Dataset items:
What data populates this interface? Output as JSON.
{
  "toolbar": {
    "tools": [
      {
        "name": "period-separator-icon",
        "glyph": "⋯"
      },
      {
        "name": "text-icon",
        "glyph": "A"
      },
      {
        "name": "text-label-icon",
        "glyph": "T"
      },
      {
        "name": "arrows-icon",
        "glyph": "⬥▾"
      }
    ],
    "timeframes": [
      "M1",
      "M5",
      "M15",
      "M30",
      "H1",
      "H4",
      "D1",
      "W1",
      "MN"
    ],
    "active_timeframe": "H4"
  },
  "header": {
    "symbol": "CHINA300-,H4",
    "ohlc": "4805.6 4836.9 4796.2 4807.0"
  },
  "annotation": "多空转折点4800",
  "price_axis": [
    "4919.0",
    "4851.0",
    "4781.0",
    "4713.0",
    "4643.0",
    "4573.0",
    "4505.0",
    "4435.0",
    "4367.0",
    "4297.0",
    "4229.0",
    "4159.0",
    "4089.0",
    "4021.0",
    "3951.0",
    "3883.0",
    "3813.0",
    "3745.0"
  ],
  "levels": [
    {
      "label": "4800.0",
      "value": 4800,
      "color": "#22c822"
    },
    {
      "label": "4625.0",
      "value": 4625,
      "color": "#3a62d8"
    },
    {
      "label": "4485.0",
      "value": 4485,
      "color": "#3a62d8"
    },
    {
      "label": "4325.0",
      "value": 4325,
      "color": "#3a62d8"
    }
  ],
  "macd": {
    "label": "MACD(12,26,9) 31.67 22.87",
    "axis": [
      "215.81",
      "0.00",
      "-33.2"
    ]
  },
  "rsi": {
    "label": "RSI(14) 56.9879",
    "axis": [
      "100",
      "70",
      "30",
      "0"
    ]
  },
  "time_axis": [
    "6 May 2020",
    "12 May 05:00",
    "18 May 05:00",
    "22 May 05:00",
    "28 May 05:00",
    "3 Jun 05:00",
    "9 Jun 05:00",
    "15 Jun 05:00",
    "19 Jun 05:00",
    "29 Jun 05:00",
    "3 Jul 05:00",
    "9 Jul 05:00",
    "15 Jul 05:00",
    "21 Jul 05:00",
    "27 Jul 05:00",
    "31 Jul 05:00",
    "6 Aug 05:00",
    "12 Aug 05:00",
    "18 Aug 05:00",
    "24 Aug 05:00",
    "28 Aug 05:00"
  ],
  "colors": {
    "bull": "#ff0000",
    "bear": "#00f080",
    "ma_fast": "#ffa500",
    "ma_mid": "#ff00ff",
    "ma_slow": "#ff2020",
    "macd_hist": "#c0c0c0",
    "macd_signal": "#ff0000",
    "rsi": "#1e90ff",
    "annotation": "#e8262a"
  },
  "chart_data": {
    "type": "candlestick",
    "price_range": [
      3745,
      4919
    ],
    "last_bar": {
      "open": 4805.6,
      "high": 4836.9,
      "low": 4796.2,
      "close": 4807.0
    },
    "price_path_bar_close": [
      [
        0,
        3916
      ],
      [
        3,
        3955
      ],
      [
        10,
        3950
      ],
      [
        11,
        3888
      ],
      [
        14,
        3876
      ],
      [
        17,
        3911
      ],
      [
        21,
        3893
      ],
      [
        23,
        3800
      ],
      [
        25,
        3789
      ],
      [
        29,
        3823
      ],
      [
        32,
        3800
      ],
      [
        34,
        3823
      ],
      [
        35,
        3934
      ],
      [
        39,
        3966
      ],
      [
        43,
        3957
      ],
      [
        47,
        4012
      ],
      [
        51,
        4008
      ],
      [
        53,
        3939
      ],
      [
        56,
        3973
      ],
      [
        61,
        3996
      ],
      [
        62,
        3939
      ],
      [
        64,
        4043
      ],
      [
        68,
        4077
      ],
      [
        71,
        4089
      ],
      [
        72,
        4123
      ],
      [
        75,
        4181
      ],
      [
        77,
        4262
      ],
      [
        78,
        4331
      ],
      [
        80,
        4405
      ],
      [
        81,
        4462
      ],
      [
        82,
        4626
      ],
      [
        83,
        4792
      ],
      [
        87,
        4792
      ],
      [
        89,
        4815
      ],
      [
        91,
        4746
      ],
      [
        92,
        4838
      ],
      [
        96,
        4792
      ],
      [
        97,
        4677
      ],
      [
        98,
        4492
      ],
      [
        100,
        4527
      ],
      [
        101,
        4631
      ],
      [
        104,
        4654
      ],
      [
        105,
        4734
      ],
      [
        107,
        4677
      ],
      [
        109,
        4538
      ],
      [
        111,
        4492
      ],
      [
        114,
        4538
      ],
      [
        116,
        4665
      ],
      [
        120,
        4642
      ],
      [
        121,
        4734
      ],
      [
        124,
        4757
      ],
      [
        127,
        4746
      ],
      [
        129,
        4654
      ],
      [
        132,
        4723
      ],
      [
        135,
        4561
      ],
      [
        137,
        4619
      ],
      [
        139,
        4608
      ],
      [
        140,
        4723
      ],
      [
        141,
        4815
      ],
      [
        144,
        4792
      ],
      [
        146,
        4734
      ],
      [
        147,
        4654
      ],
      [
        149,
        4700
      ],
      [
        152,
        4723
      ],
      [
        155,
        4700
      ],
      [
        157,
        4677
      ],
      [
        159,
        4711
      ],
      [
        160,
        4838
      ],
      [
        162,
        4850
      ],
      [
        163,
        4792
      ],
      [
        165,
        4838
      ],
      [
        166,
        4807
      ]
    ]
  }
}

» **WHAT YOU ARE ASKED TO DO**
Which lines include "name"? Copy each of them out.

» **THE SOLUTION**
        "name": "period-separator-icon",
        "name": "text-icon",
        "name": "text-label-icon",
        "name": "arrows-icon",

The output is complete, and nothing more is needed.